**Exercise requirements**
Below are entries. Pull out all lines containing "Stud".

[Exercise materials start]

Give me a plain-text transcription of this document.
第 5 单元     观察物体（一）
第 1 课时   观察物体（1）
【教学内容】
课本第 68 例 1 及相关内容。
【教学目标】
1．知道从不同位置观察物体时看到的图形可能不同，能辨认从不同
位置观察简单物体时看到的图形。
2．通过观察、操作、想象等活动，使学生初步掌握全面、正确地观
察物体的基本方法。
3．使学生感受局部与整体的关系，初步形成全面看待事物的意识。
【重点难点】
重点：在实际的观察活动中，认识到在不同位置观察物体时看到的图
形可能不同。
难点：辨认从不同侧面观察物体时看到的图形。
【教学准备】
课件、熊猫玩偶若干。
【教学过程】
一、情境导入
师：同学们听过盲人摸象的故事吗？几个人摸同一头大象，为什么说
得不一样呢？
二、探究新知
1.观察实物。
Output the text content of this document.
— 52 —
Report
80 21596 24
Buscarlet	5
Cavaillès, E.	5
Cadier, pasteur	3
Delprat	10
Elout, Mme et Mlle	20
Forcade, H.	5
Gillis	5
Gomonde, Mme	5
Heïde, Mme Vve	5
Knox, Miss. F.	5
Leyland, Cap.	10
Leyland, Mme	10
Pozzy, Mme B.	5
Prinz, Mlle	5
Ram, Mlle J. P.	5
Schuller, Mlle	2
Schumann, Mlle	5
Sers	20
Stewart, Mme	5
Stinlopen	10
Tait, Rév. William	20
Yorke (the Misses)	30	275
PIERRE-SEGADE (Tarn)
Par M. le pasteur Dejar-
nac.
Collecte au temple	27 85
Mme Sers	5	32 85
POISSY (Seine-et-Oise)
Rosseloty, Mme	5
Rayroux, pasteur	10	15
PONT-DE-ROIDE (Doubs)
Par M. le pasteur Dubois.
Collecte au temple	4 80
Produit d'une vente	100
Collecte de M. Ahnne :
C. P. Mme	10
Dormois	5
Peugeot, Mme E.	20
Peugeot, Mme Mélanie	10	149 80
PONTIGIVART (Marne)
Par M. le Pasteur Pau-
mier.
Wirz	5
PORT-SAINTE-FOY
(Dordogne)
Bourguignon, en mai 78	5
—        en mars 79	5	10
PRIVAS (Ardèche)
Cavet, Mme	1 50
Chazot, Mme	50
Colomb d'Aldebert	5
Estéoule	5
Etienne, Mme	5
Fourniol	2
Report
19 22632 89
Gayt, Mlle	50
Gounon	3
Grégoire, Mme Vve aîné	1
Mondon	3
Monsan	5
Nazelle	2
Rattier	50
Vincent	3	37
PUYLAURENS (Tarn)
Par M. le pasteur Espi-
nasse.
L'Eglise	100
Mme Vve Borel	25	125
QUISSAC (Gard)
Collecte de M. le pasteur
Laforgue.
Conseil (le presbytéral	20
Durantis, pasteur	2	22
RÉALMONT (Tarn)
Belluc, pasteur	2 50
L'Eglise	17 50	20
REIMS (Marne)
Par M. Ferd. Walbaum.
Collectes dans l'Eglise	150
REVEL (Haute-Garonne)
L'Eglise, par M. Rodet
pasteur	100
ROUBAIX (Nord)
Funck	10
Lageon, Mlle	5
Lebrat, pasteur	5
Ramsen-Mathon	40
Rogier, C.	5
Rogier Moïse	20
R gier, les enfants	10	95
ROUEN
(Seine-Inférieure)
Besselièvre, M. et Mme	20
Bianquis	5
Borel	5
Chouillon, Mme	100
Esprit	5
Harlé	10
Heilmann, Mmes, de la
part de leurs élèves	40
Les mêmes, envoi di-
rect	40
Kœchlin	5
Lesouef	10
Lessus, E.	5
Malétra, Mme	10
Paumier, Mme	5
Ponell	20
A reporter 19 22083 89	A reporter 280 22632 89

[Exercise materials end]
[Exercise materials start]

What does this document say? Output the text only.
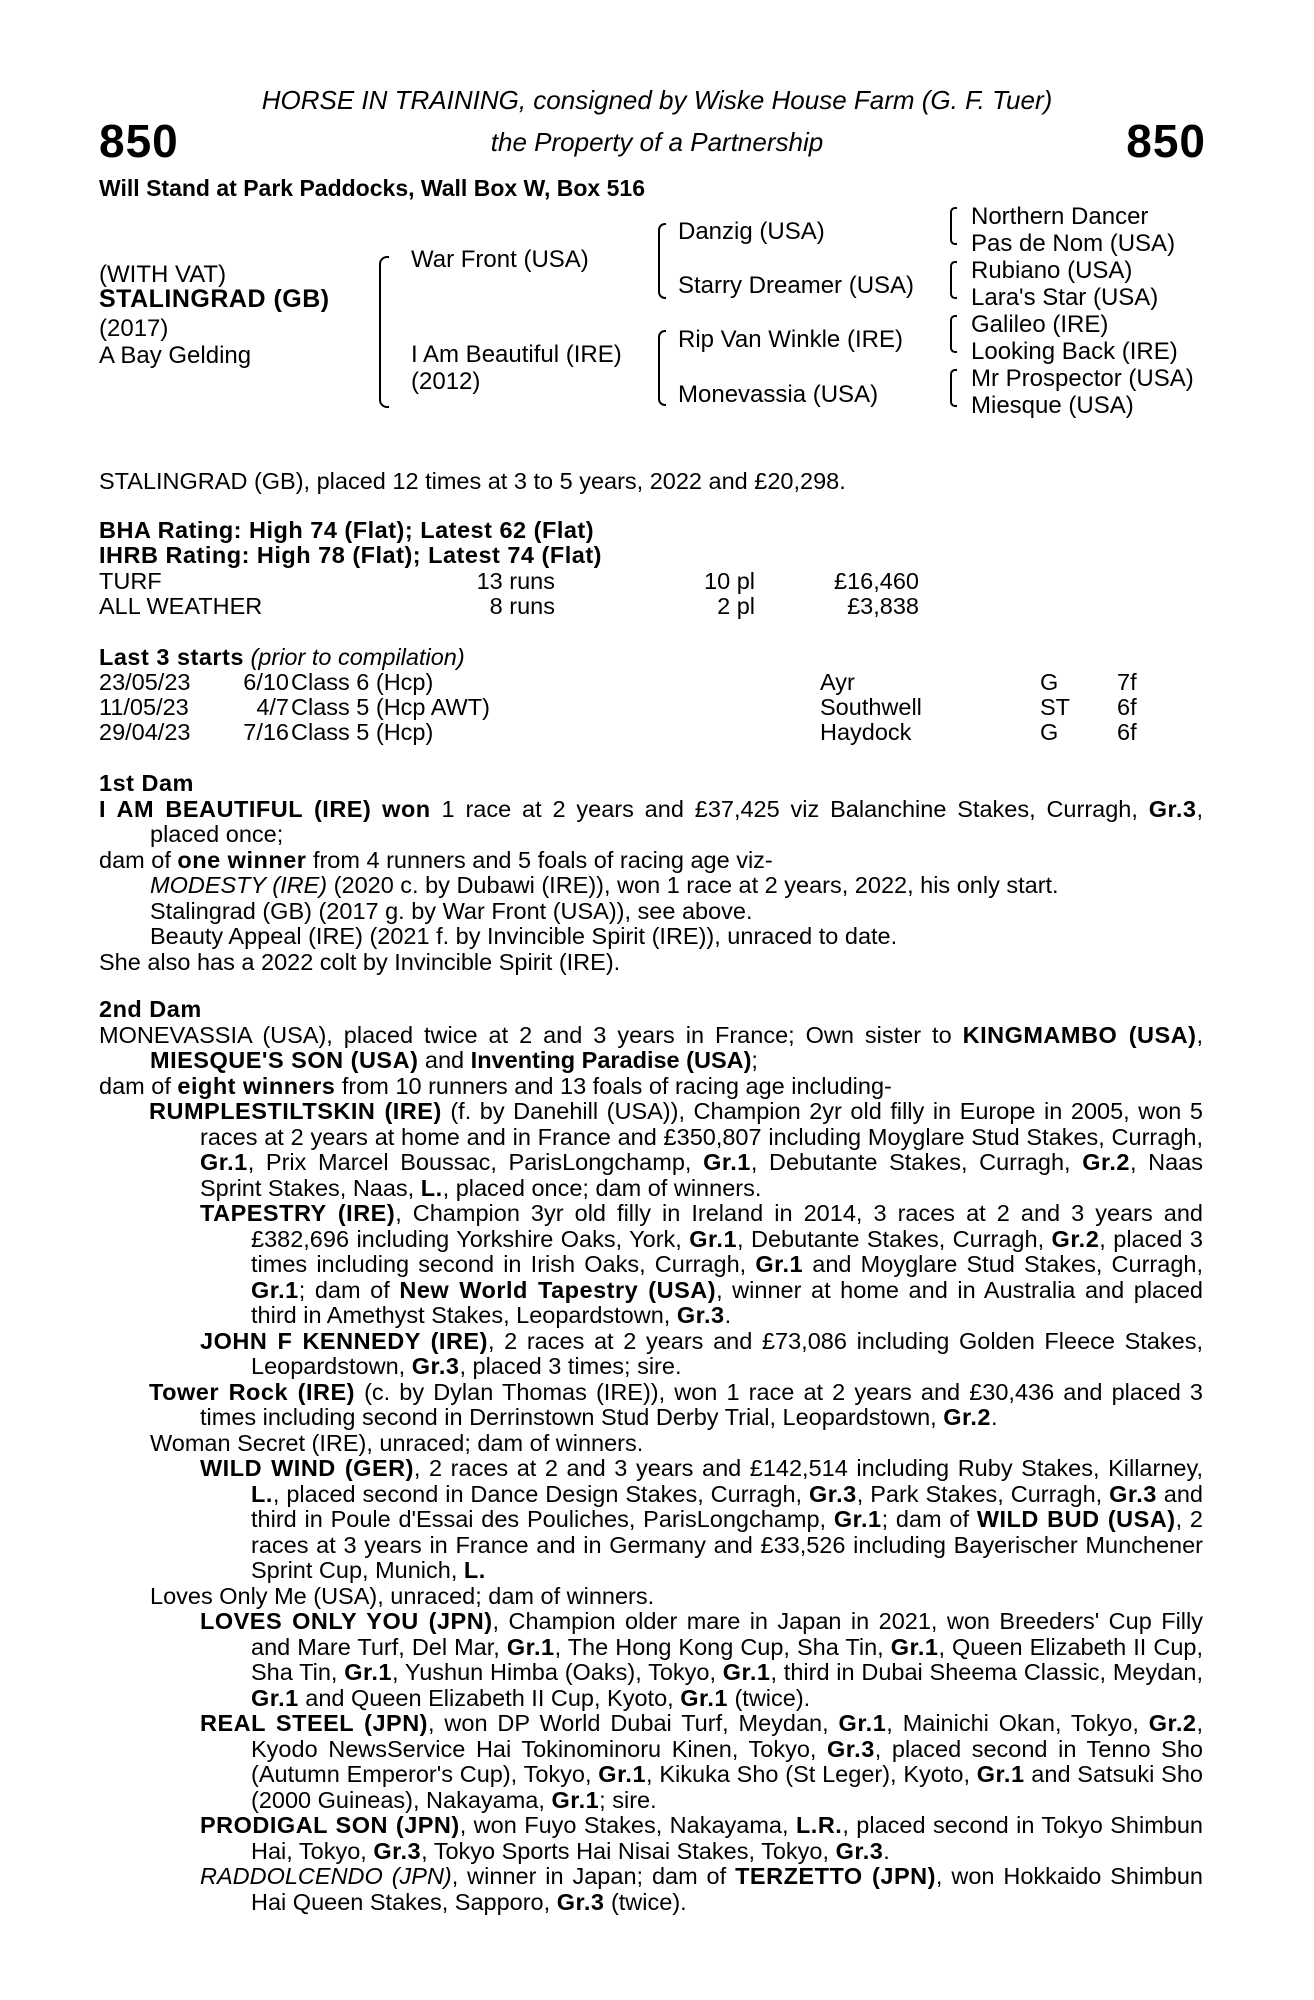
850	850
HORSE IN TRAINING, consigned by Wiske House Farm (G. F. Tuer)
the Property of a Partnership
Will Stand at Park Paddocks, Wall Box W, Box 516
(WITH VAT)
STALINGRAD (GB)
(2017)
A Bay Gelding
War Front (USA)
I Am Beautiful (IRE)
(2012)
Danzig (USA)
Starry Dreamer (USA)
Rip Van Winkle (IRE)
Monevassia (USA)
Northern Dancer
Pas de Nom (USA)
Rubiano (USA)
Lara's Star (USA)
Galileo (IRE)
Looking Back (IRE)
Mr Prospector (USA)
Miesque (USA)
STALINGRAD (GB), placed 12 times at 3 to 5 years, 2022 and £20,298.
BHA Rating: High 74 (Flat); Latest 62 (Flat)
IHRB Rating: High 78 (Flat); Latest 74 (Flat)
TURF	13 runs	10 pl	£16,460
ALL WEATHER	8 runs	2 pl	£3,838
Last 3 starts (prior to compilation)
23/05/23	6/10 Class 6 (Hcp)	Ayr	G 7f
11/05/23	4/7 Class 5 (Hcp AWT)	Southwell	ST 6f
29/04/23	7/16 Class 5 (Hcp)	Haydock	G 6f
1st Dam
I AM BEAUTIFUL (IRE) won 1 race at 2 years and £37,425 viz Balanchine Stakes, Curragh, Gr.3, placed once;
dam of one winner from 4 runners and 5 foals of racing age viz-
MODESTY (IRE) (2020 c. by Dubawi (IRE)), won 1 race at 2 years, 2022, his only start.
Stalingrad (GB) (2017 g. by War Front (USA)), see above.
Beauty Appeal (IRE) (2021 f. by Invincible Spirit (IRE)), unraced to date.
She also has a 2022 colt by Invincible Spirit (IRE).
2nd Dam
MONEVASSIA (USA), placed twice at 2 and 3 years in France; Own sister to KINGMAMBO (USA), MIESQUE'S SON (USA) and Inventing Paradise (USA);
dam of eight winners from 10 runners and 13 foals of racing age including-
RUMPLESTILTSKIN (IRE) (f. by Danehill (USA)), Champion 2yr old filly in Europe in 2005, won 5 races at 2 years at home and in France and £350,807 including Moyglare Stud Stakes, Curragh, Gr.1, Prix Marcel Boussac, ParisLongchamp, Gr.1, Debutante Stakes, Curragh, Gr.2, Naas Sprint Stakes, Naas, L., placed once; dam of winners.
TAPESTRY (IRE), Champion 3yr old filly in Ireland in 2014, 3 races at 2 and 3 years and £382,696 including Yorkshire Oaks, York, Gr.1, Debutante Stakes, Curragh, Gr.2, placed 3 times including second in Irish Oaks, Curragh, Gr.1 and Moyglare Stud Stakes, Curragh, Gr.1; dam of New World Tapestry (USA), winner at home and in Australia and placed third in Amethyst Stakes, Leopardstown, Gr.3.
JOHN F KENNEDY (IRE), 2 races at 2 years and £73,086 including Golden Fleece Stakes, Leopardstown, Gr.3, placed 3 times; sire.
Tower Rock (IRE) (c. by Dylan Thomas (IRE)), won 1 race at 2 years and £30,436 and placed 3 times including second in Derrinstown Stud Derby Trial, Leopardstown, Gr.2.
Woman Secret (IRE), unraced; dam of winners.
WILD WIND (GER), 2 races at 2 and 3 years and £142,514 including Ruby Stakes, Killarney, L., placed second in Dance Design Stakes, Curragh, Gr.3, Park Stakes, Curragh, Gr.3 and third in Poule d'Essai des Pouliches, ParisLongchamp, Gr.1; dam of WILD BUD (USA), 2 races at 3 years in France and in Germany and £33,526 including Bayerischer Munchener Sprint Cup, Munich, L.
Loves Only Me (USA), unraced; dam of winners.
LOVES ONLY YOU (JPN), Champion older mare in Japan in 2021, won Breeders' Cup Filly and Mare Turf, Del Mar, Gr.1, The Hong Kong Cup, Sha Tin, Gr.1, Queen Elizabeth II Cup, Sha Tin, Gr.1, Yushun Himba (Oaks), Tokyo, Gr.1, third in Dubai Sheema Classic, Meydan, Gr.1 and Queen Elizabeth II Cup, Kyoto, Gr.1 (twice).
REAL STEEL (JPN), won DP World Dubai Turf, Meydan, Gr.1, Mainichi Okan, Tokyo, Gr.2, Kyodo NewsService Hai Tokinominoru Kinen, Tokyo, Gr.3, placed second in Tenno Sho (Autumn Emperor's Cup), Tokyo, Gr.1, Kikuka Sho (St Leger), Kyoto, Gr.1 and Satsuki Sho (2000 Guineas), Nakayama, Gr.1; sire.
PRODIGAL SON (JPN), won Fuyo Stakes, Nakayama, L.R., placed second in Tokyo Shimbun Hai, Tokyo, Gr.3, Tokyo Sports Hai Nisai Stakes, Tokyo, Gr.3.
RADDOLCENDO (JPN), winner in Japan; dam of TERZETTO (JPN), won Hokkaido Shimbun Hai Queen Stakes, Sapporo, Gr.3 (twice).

[Exercise materials end]

**Answer to this problem**
RUMPLESTILTSKIN (IRE) (f. by Danehill (USA)), Champion 2yr old filly in Europe in 2005, won 5 races at 2 years at home and in France and £350,807 including Moyglare Stud Stakes, Curragh, Gr.1, Prix Marcel Boussac, ParisLongchamp, Gr.1, Debutante Stakes, Curragh, Gr.2, Naas Sprint Stakes, Naas, L., placed once; dam of winners.
TAPESTRY (IRE), Champion 3yr old filly in Ireland in 2014, 3 races at 2 and 3 years and £382,696 including Yorkshire Oaks, York, Gr.1, Debutante Stakes, Curragh, Gr.2, placed 3 times including second in Irish Oaks, Curragh, Gr.1 and Moyglare Stud Stakes, Curragh, Gr.1; dam of New World Tapestry (USA), winner at home and in Australia and placed third in Amethyst Stakes, Leopardstown, Gr.3.
Tower Rock (IRE) (c. by Dylan Thomas (IRE)), won 1 race at 2 years and £30,436 and placed 3 times including second in Derrinstown Stud Derby Trial, Leopardstown, Gr.2.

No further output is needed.